## Start

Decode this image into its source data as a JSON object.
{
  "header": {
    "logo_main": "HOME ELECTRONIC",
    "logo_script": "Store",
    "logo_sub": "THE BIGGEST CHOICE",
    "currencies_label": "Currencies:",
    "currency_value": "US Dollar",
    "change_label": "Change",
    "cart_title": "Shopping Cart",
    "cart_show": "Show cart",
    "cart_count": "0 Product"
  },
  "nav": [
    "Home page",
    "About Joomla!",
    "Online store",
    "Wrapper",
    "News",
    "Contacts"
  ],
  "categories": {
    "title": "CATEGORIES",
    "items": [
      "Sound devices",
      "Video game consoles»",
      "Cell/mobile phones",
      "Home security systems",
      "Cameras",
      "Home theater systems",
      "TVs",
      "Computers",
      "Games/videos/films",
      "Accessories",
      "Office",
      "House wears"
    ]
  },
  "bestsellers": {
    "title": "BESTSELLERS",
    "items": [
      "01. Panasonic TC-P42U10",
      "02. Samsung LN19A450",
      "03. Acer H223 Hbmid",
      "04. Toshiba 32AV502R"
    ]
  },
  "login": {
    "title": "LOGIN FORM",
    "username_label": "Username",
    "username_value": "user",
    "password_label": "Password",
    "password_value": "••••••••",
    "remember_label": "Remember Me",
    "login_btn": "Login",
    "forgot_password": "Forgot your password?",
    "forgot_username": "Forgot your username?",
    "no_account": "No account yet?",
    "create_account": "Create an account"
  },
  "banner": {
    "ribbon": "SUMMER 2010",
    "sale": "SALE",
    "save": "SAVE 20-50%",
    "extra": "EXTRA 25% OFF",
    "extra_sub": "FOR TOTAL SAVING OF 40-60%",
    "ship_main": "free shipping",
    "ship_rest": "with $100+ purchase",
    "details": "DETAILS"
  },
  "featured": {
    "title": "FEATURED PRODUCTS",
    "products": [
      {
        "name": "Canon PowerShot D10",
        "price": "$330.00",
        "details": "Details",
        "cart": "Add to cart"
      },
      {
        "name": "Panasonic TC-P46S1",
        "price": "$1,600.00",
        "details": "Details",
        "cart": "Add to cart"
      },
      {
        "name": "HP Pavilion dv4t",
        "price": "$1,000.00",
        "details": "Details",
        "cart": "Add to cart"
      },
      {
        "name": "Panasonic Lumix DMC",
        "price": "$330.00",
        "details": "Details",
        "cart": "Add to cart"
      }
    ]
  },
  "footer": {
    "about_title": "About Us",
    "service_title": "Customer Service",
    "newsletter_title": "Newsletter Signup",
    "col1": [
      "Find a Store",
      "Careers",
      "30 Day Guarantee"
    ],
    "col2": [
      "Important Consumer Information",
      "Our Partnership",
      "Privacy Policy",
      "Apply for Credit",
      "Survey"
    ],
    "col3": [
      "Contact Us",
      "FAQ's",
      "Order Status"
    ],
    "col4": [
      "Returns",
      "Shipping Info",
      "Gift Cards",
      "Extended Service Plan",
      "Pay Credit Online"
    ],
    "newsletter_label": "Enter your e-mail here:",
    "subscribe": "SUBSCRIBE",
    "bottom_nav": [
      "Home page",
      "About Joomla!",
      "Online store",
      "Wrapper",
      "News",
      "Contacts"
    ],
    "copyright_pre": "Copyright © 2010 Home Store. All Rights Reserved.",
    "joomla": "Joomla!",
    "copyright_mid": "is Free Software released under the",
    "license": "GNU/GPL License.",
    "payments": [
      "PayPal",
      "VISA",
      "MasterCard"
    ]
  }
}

## End

[Short task]:
Write the number of lines containing the word "About" and nothing besides it.

[Written reply]:
3